Directions for this task> Omit the images, then output each of the records below exactly.

Dataset rows>
┄┄┄┄┄┄

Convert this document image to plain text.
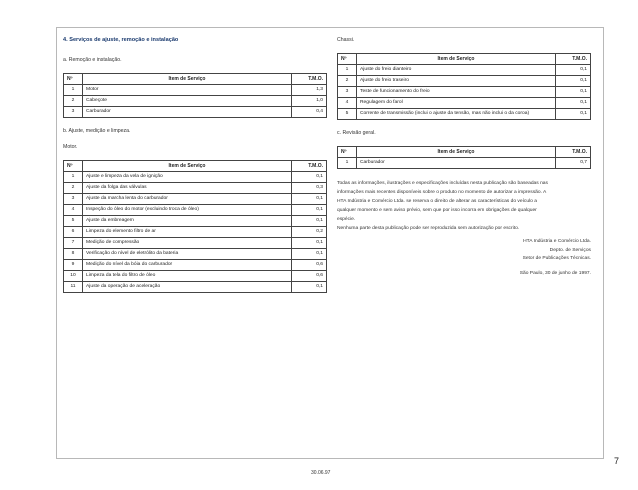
4. Serviços de ajuste, remoção e instalação
a. Remoção e instalação.
Nº	Item de Serviço	T.M.O.
1	Motor	1,3
2	Cabeçote	1,0
3	Carburador	0,4
b. Ajuste, medição e limpeza.
Motor.
Nº	Item de Serviço	T.M.O.
1	Ajuste e limpeza da vela de ignição	0,1
2	Ajuste da folga das válvulas	0,3
3	Ajuste da marcha lenta do carburador	0,1
4	Inspeção do óleo do motor (excluindo troca de óleo)	0,1
5	Ajuste da embreagem	0,1
6	Limpeza do elemento filtro de ar	0,2
7	Medição de compressão	0,1
8	Verificação do nível de eletrólito da bateria	0,1
9	Medição do nível da bóia do carburador	0,6
10	Limpeza da tela do filtro de óleo	0,6
11	Ajuste da operação de aceleração	0,1
Chassi.
Nº	Item de Serviço	T.M.O.
1	Ajuste do freio dianteiro	0,1
2	Ajuste do freio traseiro	0,1
3	Teste de funcionamento do freio	0,1
4	Regulagem do farol	0,1
5	Corrente de transmissão (inclui o ajuste da tensão, mas não inclui o da coroa)	0,1
c. Revisão geral.
Nº	Item de Serviço	T.M.O.
1	Carburador	0,7
Todas as informações, ilustrações e especificações incluídas nesta publicação são baseadas nas
informações mais recentes disponíveis sobre o produto no momento de autorizar a impressão. A
HTA Indústria e Comércio Ltda. se reserva o direito de alterar as características do veículo a
qualquer momento e sem aviso prévio, sem que por isso incorra em obrigações de qualquer
espécie.
Nenhuma parte desta publicação pode ser reproduzida sem autorização por escrito.
HTA Indústria e Comércio Ltda.
Depto. de Serviços
Setor de Publicações Técnicas.
São Paulo, 30 de junho de 1997.
7
30.06.97
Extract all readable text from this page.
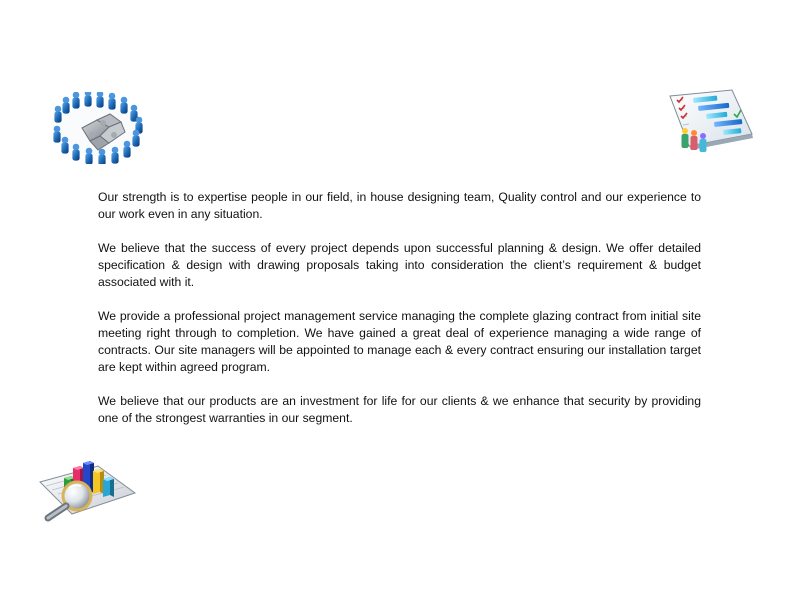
Our strength is to expertise people in our field, in house designing team, Quality control and our experience to our work even in any situation.

We believe that the success of every project depends upon successful planning & design. We offer detailed specification & design with drawing proposals taking into consideration the client’s requirement & budget associated with it.

We provide a professional project management service managing the complete glazing contract from initial site meeting right through to completion. We have gained a great deal of experience managing a wide range of contracts. Our site managers will be appointed to manage each & every contract ensuring our installation target are kept within agreed program.

We believe that our products are an investment for life for our clients & we enhance that security by providing one of the strongest warranties in our segment.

┄┄┄┄┄┄

Answer to the problem>
Convert this document image to plain text.
4. Serviços de ajuste, remoção e instalação
a. Remoção e instalação.
Nº	Item de Serviço	T.M.O.
1	Motor	1,3
2	Cabeçote	1,0
3	Carburador	0,4
b. Ajuste, medição e limpeza.
Motor.
Nº	Item de Serviço	T.M.O.
1	Ajuste e limpeza da vela de ignição	0,1
2	Ajuste da folga das válvulas	0,3
3	Ajuste da marcha lenta do carburador	0,1
4	Inspeção do óleo do motor (excluindo troca de óleo)	0,1
5	Ajuste da embreagem	0,1
6	Limpeza do elemento filtro de ar	0,2
7	Medição de compressão	0,1
8	Verificação do nível de eletrólito da bateria	0,1
9	Medição do nível da bóia do carburador	0,6
10	Limpeza da tela do filtro de óleo	0,6
11	Ajuste da operação de aceleração	0,1
Chassi.
Nº	Item de Serviço	T.M.O.
1	Ajuste do freio dianteiro	0,1
2	Ajuste do freio traseiro	0,1
3	Teste de funcionamento do freio	0,1
4	Regulagem do farol	0,1
5	Corrente de transmissão (inclui o ajuste da tensão, mas não inclui o da coroa)	0,1
c. Revisão geral.
Nº	Item de Serviço	T.M.O.
1	Carburador	0,7
Todas as informações, ilustrações e especificações incluídas nesta publicação são baseadas nas
informações mais recentes disponíveis sobre o produto no momento de autorizar a impressão. A
HTA Indústria e Comércio Ltda. se reserva o direito de alterar as características do veículo a
qualquer momento e sem aviso prévio, sem que por isso incorra em obrigações de qualquer
espécie.
Nenhuma parte desta publicação pode ser reproduzida sem autorização por escrito.
HTA Indústria e Comércio Ltda.
Depto. de Serviços
Setor de Publicações Técnicas.
São Paulo, 30 de junho de 1997.
7
30.06.97
Extract all readable text from this page.
Our strength is to expertise people in our field, in house designing team, Quality control and our experience to our work even in any situation.

We believe that the success of every project depends upon successful planning & design. We offer detailed specification & design with drawing proposals taking into consideration the client’s requirement & budget associated with it.

We provide a professional project management service managing the complete glazing contract from initial site meeting right through to completion. We have gained a great deal of experience managing a wide range of contracts. Our site managers will be appointed to manage each & every contract ensuring our installation target are kept within agreed program.

We believe that our products are an investment for life for our clients & we enhance that security by providing one of the strongest warranties in our segment.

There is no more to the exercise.